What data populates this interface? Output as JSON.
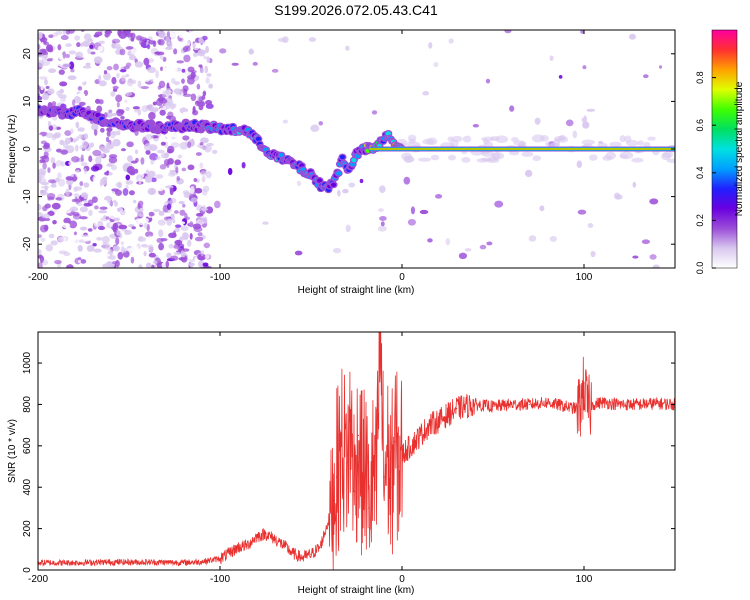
{
  "title": "S199.2026.072.05.43.C41",
  "chart_data": [
    {
      "type": "heatmap",
      "xlabel": "Height of straight line (km)",
      "ylabel": "Frequency (Hz)",
      "xlim": [
        -200,
        150
      ],
      "ylim": [
        -25,
        25
      ],
      "x_ticks": [
        -200,
        -100,
        0,
        100
      ],
      "y_ticks": [
        -20,
        -10,
        0,
        10,
        20
      ],
      "grid": false,
      "colorbar": {
        "label": "Normalized spectral amplitude",
        "range": [
          0,
          1
        ],
        "ticks": [
          "0.0",
          "0.2",
          "0.4",
          "0.6",
          "0.8"
        ],
        "colors": [
          "#ffffff",
          "#d9c8ef",
          "#9b4dd8",
          "#6a00e0",
          "#2020ff",
          "#00a0ff",
          "#00e0e0",
          "#00e060",
          "#40ff00",
          "#e0ff00",
          "#ffa000",
          "#ff3030",
          "#ff00a0"
        ]
      },
      "ridge": [
        {
          "x": -200,
          "y": 8
        },
        {
          "x": -185,
          "y": 7.5
        },
        {
          "x": -175,
          "y": 8
        },
        {
          "x": -165,
          "y": 6
        },
        {
          "x": -150,
          "y": 5
        },
        {
          "x": -130,
          "y": 4.5
        },
        {
          "x": -115,
          "y": 5
        },
        {
          "x": -105,
          "y": 4.5
        },
        {
          "x": -95,
          "y": 4
        },
        {
          "x": -85,
          "y": 4
        },
        {
          "x": -78,
          "y": 1
        },
        {
          "x": -70,
          "y": -1.5
        },
        {
          "x": -60,
          "y": -3
        },
        {
          "x": -50,
          "y": -5.5
        },
        {
          "x": -45,
          "y": -7.5
        },
        {
          "x": -40,
          "y": -8
        },
        {
          "x": -36,
          "y": -6
        },
        {
          "x": -33,
          "y": -2
        },
        {
          "x": -30,
          "y": -4
        },
        {
          "x": -27,
          "y": -3
        },
        {
          "x": -25,
          "y": -1
        },
        {
          "x": -20,
          "y": 0
        },
        {
          "x": -15,
          "y": 0
        },
        {
          "x": -10,
          "y": 2
        },
        {
          "x": -7,
          "y": 3
        },
        {
          "x": -3,
          "y": 0.5
        },
        {
          "x": 0,
          "y": 0
        },
        {
          "x": 150,
          "y": 0
        }
      ]
    },
    {
      "type": "line",
      "xlabel": "Height of straight line (km)",
      "ylabel": "SNR (10 * v/v)",
      "xlim": [
        -200,
        150
      ],
      "ylim": [
        0,
        1150
      ],
      "x_ticks": [
        -200,
        -100,
        0,
        100
      ],
      "y_ticks": [
        0,
        200,
        400,
        600,
        800,
        1000
      ],
      "grid": false,
      "series": [
        {
          "color": "#e8312f",
          "x": [
            -200,
            -180,
            -160,
            -140,
            -120,
            -110,
            -100,
            -95,
            -90,
            -85,
            -80,
            -75,
            -70,
            -65,
            -60,
            -55,
            -50,
            -45,
            -40,
            -36,
            -33,
            -30,
            -28,
            -26,
            -24,
            -22,
            -20,
            -18,
            -16,
            -14,
            -12,
            -10,
            -8,
            -6,
            -4,
            -2,
            0,
            5,
            10,
            15,
            20,
            25,
            30,
            40,
            50,
            60,
            70,
            80,
            90,
            95,
            98,
            100,
            102,
            105,
            110,
            120,
            130,
            140,
            150
          ],
          "y": [
            35,
            35,
            38,
            38,
            36,
            40,
            55,
            80,
            110,
            120,
            160,
            175,
            150,
            120,
            80,
            60,
            75,
            110,
            250,
            450,
            600,
            520,
            700,
            380,
            650,
            450,
            500,
            300,
            450,
            400,
            1130,
            450,
            550,
            400,
            620,
            500,
            560,
            600,
            650,
            700,
            720,
            750,
            780,
            800,
            790,
            800,
            800,
            810,
            790,
            780,
            790,
            900,
            780,
            800,
            810,
            800,
            800,
            805,
            800
          ]
        }
      ]
    }
  ]
}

+++

Set problem
Reproduce the data above in full, exactly as it is, with the pictures left out.

Result
What data populates this interface? Output as JSON.
{
  "title": "S199.2026.072.05.43.C41",
  "chart_data": [
    {
      "type": "heatmap",
      "xlabel": "Height of straight line (km)",
      "ylabel": "Frequency (Hz)",
      "xlim": [
        -200,
        150
      ],
      "ylim": [
        -25,
        25
      ],
      "x_ticks": [
        -200,
        -100,
        0,
        100
      ],
      "y_ticks": [
        -20,
        -10,
        0,
        10,
        20
      ],
      "grid": false,
      "colorbar": {
        "label": "Normalized spectral amplitude",
        "range": [
          0,
          1
        ],
        "ticks": [
          "0.0",
          "0.2",
          "0.4",
          "0.6",
          "0.8"
        ],
        "colors": [
          "#ffffff",
          "#d9c8ef",
          "#9b4dd8",
          "#6a00e0",
          "#2020ff",
          "#00a0ff",
          "#00e0e0",
          "#00e060",
          "#40ff00",
          "#e0ff00",
          "#ffa000",
          "#ff3030",
          "#ff00a0"
        ]
      },
      "ridge": [
        {
          "x": -200,
          "y": 8
        },
        {
          "x": -185,
          "y": 7.5
        },
        {
          "x": -175,
          "y": 8
        },
        {
          "x": -165,
          "y": 6
        },
        {
          "x": -150,
          "y": 5
        },
        {
          "x": -130,
          "y": 4.5
        },
        {
          "x": -115,
          "y": 5
        },
        {
          "x": -105,
          "y": 4.5
        },
        {
          "x": -95,
          "y": 4
        },
        {
          "x": -85,
          "y": 4
        },
        {
          "x": -78,
          "y": 1
        },
        {
          "x": -70,
          "y": -1.5
        },
        {
          "x": -60,
          "y": -3
        },
        {
          "x": -50,
          "y": -5.5
        },
        {
          "x": -45,
          "y": -7.5
        },
        {
          "x": -40,
          "y": -8
        },
        {
          "x": -36,
          "y": -6
        },
        {
          "x": -33,
          "y": -2
        },
        {
          "x": -30,
          "y": -4
        },
        {
          "x": -27,
          "y": -3
        },
        {
          "x": -25,
          "y": -1
        },
        {
          "x": -20,
          "y": 0
        },
        {
          "x": -15,
          "y": 0
        },
        {
          "x": -10,
          "y": 2
        },
        {
          "x": -7,
          "y": 3
        },
        {
          "x": -3,
          "y": 0.5
        },
        {
          "x": 0,
          "y": 0
        },
        {
          "x": 150,
          "y": 0
        }
      ]
    },
    {
      "type": "line",
      "xlabel": "Height of straight line (km)",
      "ylabel": "SNR (10 * v/v)",
      "xlim": [
        -200,
        150
      ],
      "ylim": [
        0,
        1150
      ],
      "x_ticks": [
        -200,
        -100,
        0,
        100
      ],
      "y_ticks": [
        0,
        200,
        400,
        600,
        800,
        1000
      ],
      "grid": false,
      "series": [
        {
          "color": "#e8312f",
          "x": [
            -200,
            -180,
            -160,
            -140,
            -120,
            -110,
            -100,
            -95,
            -90,
            -85,
            -80,
            -75,
            -70,
            -65,
            -60,
            -55,
            -50,
            -45,
            -40,
            -36,
            -33,
            -30,
            -28,
            -26,
            -24,
            -22,
            -20,
            -18,
            -16,
            -14,
            -12,
            -10,
            -8,
            -6,
            -4,
            -2,
            0,
            5,
            10,
            15,
            20,
            25,
            30,
            40,
            50,
            60,
            70,
            80,
            90,
            95,
            98,
            100,
            102,
            105,
            110,
            120,
            130,
            140,
            150
          ],
          "y": [
            35,
            35,
            38,
            38,
            36,
            40,
            55,
            80,
            110,
            120,
            160,
            175,
            150,
            120,
            80,
            60,
            75,
            110,
            250,
            450,
            600,
            520,
            700,
            380,
            650,
            450,
            500,
            300,
            450,
            400,
            1130,
            450,
            550,
            400,
            620,
            500,
            560,
            600,
            650,
            700,
            720,
            750,
            780,
            800,
            790,
            800,
            800,
            810,
            790,
            780,
            790,
            900,
            780,
            800,
            810,
            800,
            800,
            805,
            800
          ]
        }
      ]
    }
  ]
}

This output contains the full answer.